Work required: Can you print every record below exactly as written?

═══ Data for the task ═══

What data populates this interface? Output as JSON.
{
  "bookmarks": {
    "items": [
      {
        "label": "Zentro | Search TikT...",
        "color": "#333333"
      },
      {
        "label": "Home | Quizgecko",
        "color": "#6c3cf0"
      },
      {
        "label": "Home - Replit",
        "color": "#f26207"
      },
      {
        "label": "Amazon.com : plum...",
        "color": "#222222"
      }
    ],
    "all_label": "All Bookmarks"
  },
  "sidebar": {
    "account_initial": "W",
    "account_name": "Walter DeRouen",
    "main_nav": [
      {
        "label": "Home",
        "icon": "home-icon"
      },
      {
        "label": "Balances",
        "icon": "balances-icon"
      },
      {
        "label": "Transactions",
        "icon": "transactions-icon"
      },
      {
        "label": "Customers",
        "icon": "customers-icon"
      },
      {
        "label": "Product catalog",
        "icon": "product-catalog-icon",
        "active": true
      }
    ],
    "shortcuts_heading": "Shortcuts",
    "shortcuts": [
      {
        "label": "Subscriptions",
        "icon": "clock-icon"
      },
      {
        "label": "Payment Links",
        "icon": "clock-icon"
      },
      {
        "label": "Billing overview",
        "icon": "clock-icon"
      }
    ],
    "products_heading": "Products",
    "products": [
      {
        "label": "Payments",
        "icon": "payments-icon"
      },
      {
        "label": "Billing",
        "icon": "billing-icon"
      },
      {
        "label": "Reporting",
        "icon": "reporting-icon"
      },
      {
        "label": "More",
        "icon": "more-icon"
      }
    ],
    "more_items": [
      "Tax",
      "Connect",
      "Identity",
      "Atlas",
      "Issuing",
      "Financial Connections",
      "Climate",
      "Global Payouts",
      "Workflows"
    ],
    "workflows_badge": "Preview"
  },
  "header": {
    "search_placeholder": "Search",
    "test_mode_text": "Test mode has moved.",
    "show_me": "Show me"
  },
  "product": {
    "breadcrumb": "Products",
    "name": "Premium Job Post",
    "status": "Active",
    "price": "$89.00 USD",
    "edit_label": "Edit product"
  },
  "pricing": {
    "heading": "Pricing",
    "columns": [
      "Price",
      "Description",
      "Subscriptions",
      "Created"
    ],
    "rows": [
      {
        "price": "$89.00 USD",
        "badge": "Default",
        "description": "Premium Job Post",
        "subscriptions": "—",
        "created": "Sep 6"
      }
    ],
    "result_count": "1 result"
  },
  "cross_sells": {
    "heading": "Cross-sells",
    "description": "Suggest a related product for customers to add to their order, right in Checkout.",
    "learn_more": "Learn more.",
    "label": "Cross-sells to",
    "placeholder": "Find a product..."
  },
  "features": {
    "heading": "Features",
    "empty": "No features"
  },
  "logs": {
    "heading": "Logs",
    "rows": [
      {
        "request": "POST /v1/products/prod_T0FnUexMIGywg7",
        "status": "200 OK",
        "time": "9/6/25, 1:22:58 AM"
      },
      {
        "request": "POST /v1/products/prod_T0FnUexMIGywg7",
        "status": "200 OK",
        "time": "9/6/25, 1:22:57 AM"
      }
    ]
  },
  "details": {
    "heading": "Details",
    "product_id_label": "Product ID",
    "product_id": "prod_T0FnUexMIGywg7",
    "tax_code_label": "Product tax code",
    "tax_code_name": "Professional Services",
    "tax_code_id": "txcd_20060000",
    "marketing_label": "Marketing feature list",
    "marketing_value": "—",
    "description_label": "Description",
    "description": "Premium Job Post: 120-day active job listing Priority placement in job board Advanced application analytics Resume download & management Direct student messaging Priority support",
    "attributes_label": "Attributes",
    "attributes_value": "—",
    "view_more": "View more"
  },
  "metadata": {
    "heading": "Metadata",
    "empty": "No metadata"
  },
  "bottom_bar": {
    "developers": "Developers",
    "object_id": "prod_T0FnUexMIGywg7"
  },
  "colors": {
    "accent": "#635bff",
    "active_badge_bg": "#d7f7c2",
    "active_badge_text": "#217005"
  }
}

═══

Correct output:
What data populates this interface? Output as JSON.
{
  "bookmarks": {
    "items": [
      {
        "label": "Zentro | Search TikT...",
        "color": "#333333"
      },
      {
        "label": "Home | Quizgecko",
        "color": "#6c3cf0"
      },
      {
        "label": "Home - Replit",
        "color": "#f26207"
      },
      {
        "label": "Amazon.com : plum...",
        "color": "#222222"
      }
    ],
    "all_label": "All Bookmarks"
  },
  "sidebar": {
    "account_initial": "W",
    "account_name": "Walter DeRouen",
    "main_nav": [
      {
        "label": "Home",
        "icon": "home-icon"
      },
      {
        "label": "Balances",
        "icon": "balances-icon"
      },
      {
        "label": "Transactions",
        "icon": "transactions-icon"
      },
      {
        "label": "Customers",
        "icon": "customers-icon"
      },
      {
        "label": "Product catalog",
        "icon": "product-catalog-icon",
        "active": true
      }
    ],
    "shortcuts_heading": "Shortcuts",
    "shortcuts": [
      {
        "label": "Subscriptions",
        "icon": "clock-icon"
      },
      {
        "label": "Payment Links",
        "icon": "clock-icon"
      },
      {
        "label": "Billing overview",
        "icon": "clock-icon"
      }
    ],
    "products_heading": "Products",
    "products": [
      {
        "label": "Payments",
        "icon": "payments-icon"
      },
      {
        "label": "Billing",
        "icon": "billing-icon"
      },
      {
        "label": "Reporting",
        "icon": "reporting-icon"
      },
      {
        "label": "More",
        "icon": "more-icon"
      }
    ],
    "more_items": [
      "Tax",
      "Connect",
      "Identity",
      "Atlas",
      "Issuing",
      "Financial Connections",
      "Climate",
      "Global Payouts",
      "Workflows"
    ],
    "workflows_badge": "Preview"
  },
  "header": {
    "search_placeholder": "Search",
    "test_mode_text": "Test mode has moved.",
    "show_me": "Show me"
  },
  "product": {
    "breadcrumb": "Products",
    "name": "Premium Job Post",
    "status": "Active",
    "price": "$89.00 USD",
    "edit_label": "Edit product"
  },
  "pricing": {
    "heading": "Pricing",
    "columns": [
      "Price",
      "Description",
      "Subscriptions",
      "Created"
    ],
    "rows": [
      {
        "price": "$89.00 USD",
        "badge": "Default",
        "description": "Premium Job Post",
        "subscriptions": "—",
        "created": "Sep 6"
      }
    ],
    "result_count": "1 result"
  },
  "cross_sells": {
    "heading": "Cross-sells",
    "description": "Suggest a related product for customers to add to their order, right in Checkout.",
    "learn_more": "Learn more.",
    "label": "Cross-sells to",
    "placeholder": "Find a product..."
  },
  "features": {
    "heading": "Features",
    "empty": "No features"
  },
  "logs": {
    "heading": "Logs",
    "rows": [
      {
        "request": "POST /v1/products/prod_T0FnUexMIGywg7",
        "status": "200 OK",
        "time": "9/6/25, 1:22:58 AM"
      },
      {
        "request": "POST /v1/products/prod_T0FnUexMIGywg7",
        "status": "200 OK",
        "time": "9/6/25, 1:22:57 AM"
      }
    ]
  },
  "details": {
    "heading": "Details",
    "product_id_label": "Product ID",
    "product_id": "prod_T0FnUexMIGywg7",
    "tax_code_label": "Product tax code",
    "tax_code_name": "Professional Services",
    "tax_code_id": "txcd_20060000",
    "marketing_label": "Marketing feature list",
    "marketing_value": "—",
    "description_label": "Description",
    "description": "Premium Job Post: 120-day active job listing Priority placement in job board Advanced application analytics Resume download & management Direct student messaging Priority support",
    "attributes_label": "Attributes",
    "attributes_value": "—",
    "view_more": "View more"
  },
  "metadata": {
    "heading": "Metadata",
    "empty": "No metadata"
  },
  "bottom_bar": {
    "developers": "Developers",
    "object_id": "prod_T0FnUexMIGywg7"
  },
  "colors": {
    "accent": "#635bff",
    "active_badge_bg": "#d7f7c2",
    "active_badge_text": "#217005"
  }
}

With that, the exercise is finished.